→ **WHAT YOU SHOULD DO**
Repeat, word for word, everything in the marathon-training thread below from "Good luck, and" down to "until the marathon?".

→ **PROVIDED PASSAGE**
--------------------------------

This is also very important-choose the race carefully! My first marathon, more than 20 yrs ago, was the Long Island Marathon-mostly flat with easy hills and good weather, and I finished handily after training for a short time, but it was an easy race. Two or three months later, I ran the Yonkers Marathon-ridiculous hills, hot and humid, and it almost made me quit. If it had been my first, I'd have never done another......this lesson has stayed with me: my first 100 mile race was the Javelina Jundred in Phoenix, Arizona-relatively flat, predictable weather, not too tough. While I've done the course at Leadville,CO., I haven't actually run the race yet, and can expect not to finish-it's got ridiculous terrain, huge  altitude changes, unpredictable weather-_men go mad!_-and it's a wonder no one has died running it yet-but someday I'll finish, and I'm no runnner......at least, not much of one.....

You and he should also look at Carmichael Training Systems-they specialize in taking the non-runner to  marathon, ultra-martahon, triathlon and adventure race capable.

Good luck, and make sure your friend has *fun!!* That is the most important thing.......


----------



## bobster_ice (Apr 25, 2006)

How long does your friend have to train until the marathon?


----------



## Fletcher (Apr 26, 2006)

He's 21 and a smaller guy, short and not a whole lot of muscle. The annual marathon that's here in St. Louis is sometime in April(I think) so it will be in a year, but if he isn't ready I'm pretty sure there are half-marathons and some other endurance races that he can sign up for to see where he's at. I worked put with him for the first time yesterday and we did a 5 minute walk to warmup then alternated jogging for 60 seconds and walking for 90 for a total of 20 minutes then cooled down and streched. He made it through that without a whole lot of trouble and we are supposed to do it again tommorow. Thanks for the input everyone, I'll check out those websites that were recommended.


----------



## bobster_ice (Apr 27, 2006)

Well, if he is doing it this month there is chance if him getting fit for it.


----------

--------------------------------

→ **DATA SHOWN**
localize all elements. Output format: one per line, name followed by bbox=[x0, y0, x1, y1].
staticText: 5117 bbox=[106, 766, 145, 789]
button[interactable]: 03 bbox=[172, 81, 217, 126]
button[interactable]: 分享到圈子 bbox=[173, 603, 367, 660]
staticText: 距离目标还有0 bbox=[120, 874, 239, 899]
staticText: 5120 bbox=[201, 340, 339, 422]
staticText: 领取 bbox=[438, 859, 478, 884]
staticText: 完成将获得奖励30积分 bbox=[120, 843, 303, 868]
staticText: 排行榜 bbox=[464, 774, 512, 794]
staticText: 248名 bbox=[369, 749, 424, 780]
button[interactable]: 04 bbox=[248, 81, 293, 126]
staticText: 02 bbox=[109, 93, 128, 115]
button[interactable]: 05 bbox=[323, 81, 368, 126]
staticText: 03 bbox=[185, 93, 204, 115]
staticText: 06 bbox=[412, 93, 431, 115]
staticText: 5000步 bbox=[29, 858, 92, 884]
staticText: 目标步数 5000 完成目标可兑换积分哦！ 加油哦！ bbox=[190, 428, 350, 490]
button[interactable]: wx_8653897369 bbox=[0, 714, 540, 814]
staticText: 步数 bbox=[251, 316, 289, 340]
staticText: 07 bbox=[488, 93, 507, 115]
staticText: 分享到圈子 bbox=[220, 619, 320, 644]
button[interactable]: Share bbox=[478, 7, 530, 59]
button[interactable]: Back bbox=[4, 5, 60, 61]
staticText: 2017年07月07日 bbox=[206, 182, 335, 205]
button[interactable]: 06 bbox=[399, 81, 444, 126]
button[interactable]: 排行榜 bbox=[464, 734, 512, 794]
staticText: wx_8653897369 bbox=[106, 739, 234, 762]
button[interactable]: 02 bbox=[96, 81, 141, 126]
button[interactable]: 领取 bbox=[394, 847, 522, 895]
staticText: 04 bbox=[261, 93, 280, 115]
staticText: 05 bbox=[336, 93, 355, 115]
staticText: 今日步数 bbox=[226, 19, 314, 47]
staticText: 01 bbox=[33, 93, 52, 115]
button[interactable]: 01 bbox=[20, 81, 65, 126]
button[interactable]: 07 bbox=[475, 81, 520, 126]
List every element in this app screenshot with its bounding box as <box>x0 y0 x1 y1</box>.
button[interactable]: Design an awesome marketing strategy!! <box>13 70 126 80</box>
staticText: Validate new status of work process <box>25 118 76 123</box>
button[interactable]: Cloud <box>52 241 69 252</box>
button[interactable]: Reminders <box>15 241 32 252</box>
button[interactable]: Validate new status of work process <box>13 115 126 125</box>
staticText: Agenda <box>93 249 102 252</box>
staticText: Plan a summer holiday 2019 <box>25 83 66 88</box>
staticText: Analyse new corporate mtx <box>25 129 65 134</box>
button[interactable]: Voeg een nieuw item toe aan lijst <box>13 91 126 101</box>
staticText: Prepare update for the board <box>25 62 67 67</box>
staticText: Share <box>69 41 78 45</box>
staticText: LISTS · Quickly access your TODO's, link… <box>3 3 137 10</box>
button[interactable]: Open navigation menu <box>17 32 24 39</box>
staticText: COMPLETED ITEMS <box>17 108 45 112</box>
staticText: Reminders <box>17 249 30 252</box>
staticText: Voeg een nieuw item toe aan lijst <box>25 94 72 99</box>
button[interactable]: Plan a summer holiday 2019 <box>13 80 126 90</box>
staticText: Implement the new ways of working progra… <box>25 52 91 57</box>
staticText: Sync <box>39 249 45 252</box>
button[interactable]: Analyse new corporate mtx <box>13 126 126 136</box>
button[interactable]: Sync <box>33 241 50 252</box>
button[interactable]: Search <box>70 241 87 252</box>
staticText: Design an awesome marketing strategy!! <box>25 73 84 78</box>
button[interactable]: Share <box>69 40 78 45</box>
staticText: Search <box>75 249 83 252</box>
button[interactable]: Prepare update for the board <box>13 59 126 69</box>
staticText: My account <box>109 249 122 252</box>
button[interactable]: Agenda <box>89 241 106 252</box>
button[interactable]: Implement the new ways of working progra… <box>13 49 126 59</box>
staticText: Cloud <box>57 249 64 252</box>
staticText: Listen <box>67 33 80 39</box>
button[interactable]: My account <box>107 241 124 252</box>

--------------------------------

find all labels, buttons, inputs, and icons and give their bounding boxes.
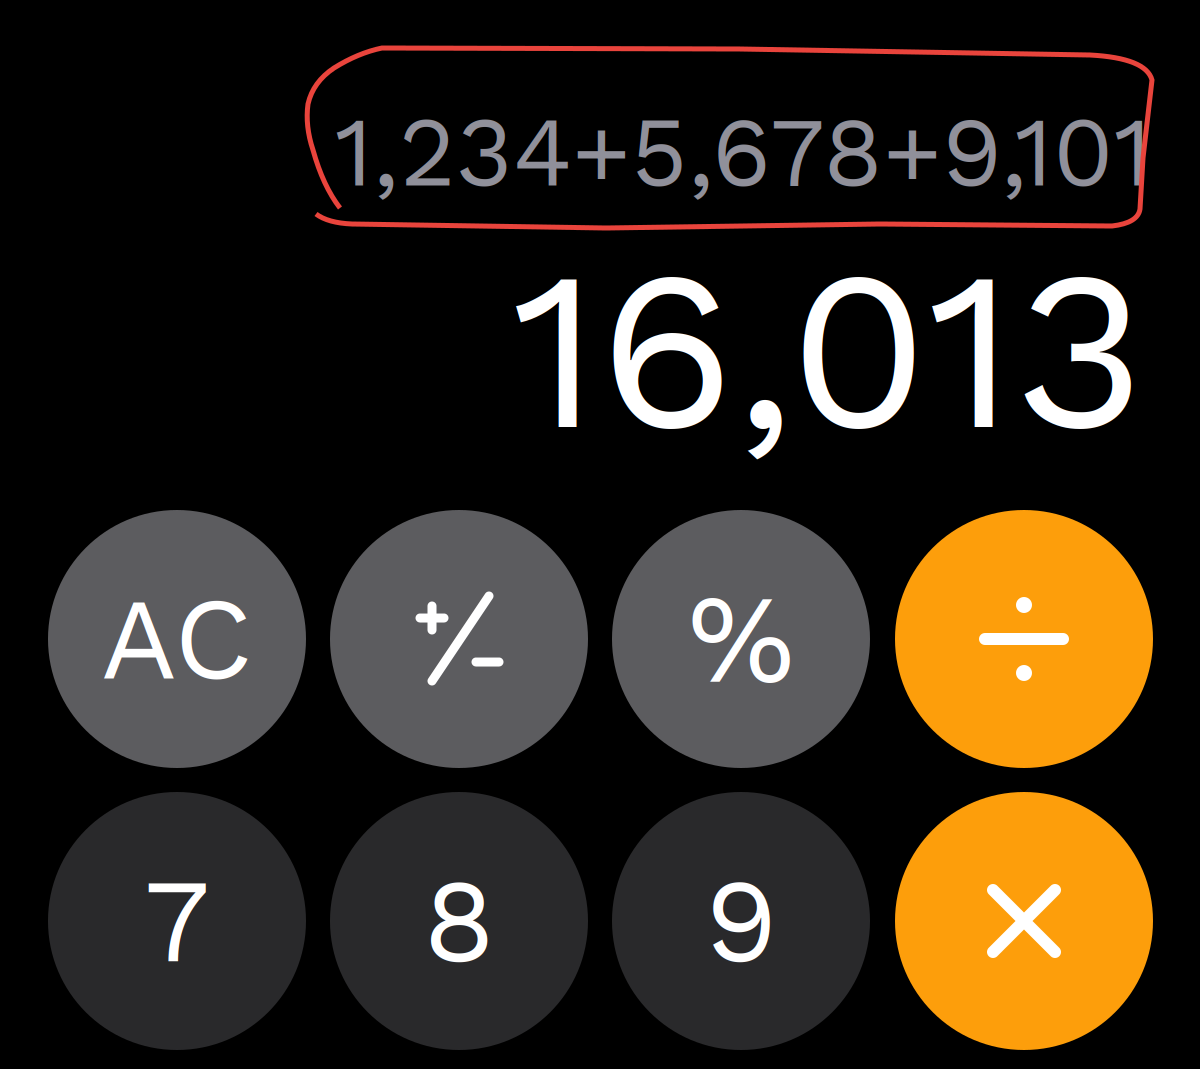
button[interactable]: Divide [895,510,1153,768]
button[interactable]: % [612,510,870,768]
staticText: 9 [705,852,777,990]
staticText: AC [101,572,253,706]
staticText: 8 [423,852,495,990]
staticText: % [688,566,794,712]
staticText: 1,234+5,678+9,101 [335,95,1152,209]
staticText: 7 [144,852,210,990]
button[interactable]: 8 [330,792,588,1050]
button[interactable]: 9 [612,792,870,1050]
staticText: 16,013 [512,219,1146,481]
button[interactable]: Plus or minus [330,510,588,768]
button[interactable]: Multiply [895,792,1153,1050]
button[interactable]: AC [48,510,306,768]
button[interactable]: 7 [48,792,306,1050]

--------------------------------

→ **WRITTEN SOLUTION**
Good luck, and make sure your friend has *fun!!* That is the most important thing.......


----------



## bobster_ice (Apr 25, 2006)

How long does your friend have to train until the marathon?